Reproduce the lines of the material exactly, excluding every image.

§ **Data lines**:
--- begin ---

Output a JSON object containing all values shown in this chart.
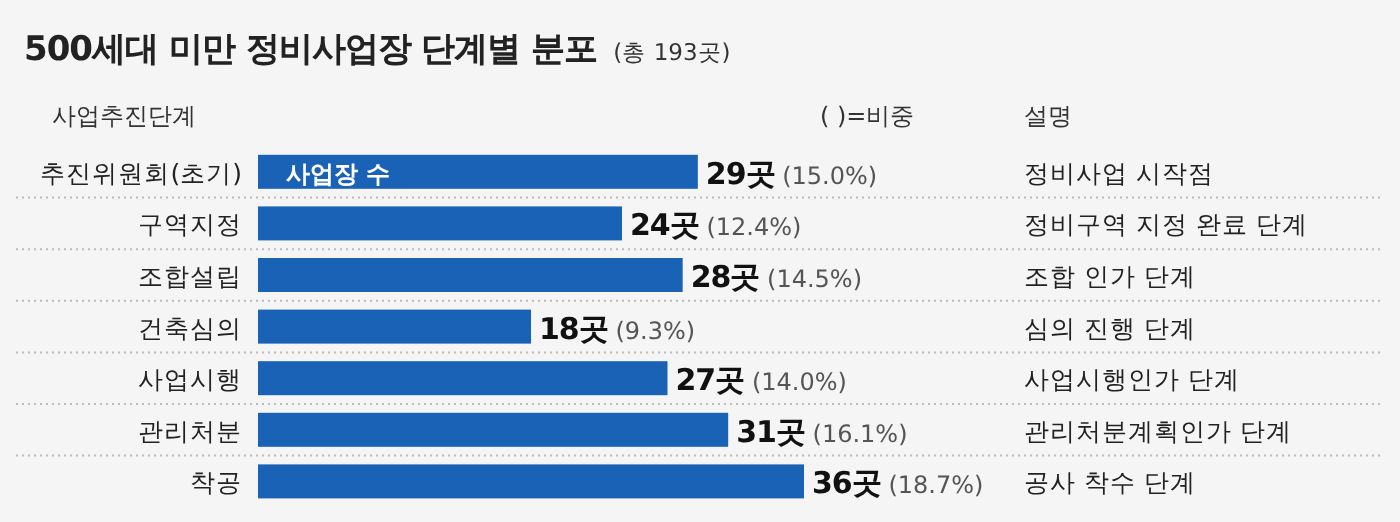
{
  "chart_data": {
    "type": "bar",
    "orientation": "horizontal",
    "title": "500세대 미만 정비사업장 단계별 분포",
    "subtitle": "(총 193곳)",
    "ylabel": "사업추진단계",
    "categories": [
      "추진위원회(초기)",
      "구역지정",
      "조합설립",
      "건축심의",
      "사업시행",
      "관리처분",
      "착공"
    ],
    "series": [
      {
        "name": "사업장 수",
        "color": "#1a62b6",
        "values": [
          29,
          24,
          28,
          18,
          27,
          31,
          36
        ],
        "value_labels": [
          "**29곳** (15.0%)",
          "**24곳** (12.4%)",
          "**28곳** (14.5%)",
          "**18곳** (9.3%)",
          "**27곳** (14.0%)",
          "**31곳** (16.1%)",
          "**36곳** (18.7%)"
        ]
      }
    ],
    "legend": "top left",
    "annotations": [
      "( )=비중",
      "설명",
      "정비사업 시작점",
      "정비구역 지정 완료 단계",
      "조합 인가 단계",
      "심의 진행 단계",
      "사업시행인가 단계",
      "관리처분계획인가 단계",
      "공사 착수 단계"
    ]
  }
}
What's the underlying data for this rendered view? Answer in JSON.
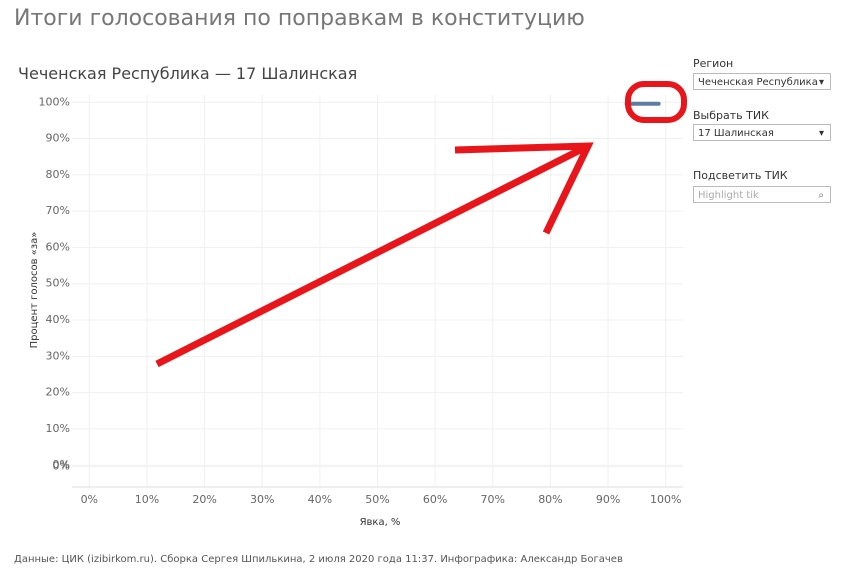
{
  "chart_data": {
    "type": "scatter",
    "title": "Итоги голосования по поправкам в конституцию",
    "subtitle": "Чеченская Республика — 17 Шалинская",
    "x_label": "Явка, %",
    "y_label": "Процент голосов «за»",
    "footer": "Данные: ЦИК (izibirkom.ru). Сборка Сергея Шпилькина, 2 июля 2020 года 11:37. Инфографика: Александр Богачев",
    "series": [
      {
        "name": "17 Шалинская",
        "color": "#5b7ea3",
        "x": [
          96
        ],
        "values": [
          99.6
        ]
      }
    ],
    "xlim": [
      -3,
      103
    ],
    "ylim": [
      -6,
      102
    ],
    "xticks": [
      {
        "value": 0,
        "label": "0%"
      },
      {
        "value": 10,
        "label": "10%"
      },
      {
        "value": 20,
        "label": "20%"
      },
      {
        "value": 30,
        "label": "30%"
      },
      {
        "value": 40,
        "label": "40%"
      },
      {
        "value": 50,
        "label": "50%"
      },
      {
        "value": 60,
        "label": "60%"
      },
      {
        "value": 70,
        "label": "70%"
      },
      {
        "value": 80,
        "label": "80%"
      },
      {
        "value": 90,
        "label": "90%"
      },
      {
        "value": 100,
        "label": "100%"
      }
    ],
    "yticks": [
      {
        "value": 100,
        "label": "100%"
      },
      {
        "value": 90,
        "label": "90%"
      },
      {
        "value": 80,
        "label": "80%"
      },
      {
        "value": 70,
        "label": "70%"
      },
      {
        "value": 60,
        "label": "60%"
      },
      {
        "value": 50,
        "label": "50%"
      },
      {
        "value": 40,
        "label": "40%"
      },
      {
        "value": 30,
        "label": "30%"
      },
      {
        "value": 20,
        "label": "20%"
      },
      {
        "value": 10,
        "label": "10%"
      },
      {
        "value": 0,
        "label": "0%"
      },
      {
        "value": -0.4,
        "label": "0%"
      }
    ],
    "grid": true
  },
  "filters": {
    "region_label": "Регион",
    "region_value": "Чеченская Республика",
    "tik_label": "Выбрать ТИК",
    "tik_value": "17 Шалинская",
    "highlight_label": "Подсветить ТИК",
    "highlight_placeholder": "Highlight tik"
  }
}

--- end ---

§ **Task answer**:
Output a JSON object containing all values shown in this chart.
{
  "chart_data": {
    "type": "bar",
    "orientation": "horizontal",
    "title": "500세대 미만 정비사업장 단계별 분포",
    "subtitle": "(총 193곳)",
    "ylabel": "사업추진단계",
    "categories": [
      "추진위원회(초기)",
      "구역지정",
      "조합설립",
      "건축심의",
      "사업시행",
      "관리처분",
      "착공"
    ],
    "series": [
      {
        "name": "사업장 수",
        "color": "#1a62b6",
        "values": [
          29,
          24,
          28,
          18,
          27,
          31,
          36
        ],
        "value_labels": [
          "**29곳** (15.0%)",
          "**24곳** (12.4%)",
          "**28곳** (14.5%)",
          "**18곳** (9.3%)",
          "**27곳** (14.0%)",
          "**31곳** (16.1%)",
          "**36곳** (18.7%)"
        ]
      }
    ],
    "legend": "top left",
    "annotations": [
      "( )=비중",
      "설명",
      "정비사업 시작점",
      "정비구역 지정 완료 단계",
      "조합 인가 단계",
      "심의 진행 단계",
      "사업시행인가 단계",
      "관리처분계획인가 단계",
      "공사 착수 단계"
    ]
  }
}
What's the underlying data for this rendered view? Answer in JSON.
{
  "chart_data": {
    "type": "scatter",
    "title": "Итоги голосования по поправкам в конституцию",
    "subtitle": "Чеченская Республика — 17 Шалинская",
    "x_label": "Явка, %",
    "y_label": "Процент голосов «за»",
    "footer": "Данные: ЦИК (izibirkom.ru). Сборка Сергея Шпилькина, 2 июля 2020 года 11:37. Инфографика: Александр Богачев",
    "series": [
      {
        "name": "17 Шалинская",
        "color": "#5b7ea3",
        "x": [
          96
        ],
        "values": [
          99.6
        ]
      }
    ],
    "xlim": [
      -3,
      103
    ],
    "ylim": [
      -6,
      102
    ],
    "xticks": [
      {
        "value": 0,
        "label": "0%"
      },
      {
        "value": 10,
        "label": "10%"
      },
      {
        "value": 20,
        "label": "20%"
      },
      {
        "value": 30,
        "label": "30%"
      },
      {
        "value": 40,
        "label": "40%"
      },
      {
        "value": 50,
        "label": "50%"
      },
      {
        "value": 60,
        "label": "60%"
      },
      {
        "value": 70,
        "label": "70%"
      },
      {
        "value": 80,
        "label": "80%"
      },
      {
        "value": 90,
        "label": "90%"
      },
      {
        "value": 100,
        "label": "100%"
      }
    ],
    "yticks": [
      {
        "value": 100,
        "label": "100%"
      },
      {
        "value": 90,
        "label": "90%"
      },
      {
        "value": 80,
        "label": "80%"
      },
      {
        "value": 70,
        "label": "70%"
      },
      {
        "value": 60,
        "label": "60%"
      },
      {
        "value": 50,
        "label": "50%"
      },
      {
        "value": 40,
        "label": "40%"
      },
      {
        "value": 30,
        "label": "30%"
      },
      {
        "value": 20,
        "label": "20%"
      },
      {
        "value": 10,
        "label": "10%"
      },
      {
        "value": 0,
        "label": "0%"
      },
      {
        "value": -0.4,
        "label": "0%"
      }
    ],
    "grid": true
  },
  "filters": {
    "region_label": "Регион",
    "region_value": "Чеченская Республика",
    "tik_label": "Выбрать ТИК",
    "tik_value": "17 Шалинская",
    "highlight_label": "Подсветить ТИК",
    "highlight_placeholder": "Highlight tik"
  }
}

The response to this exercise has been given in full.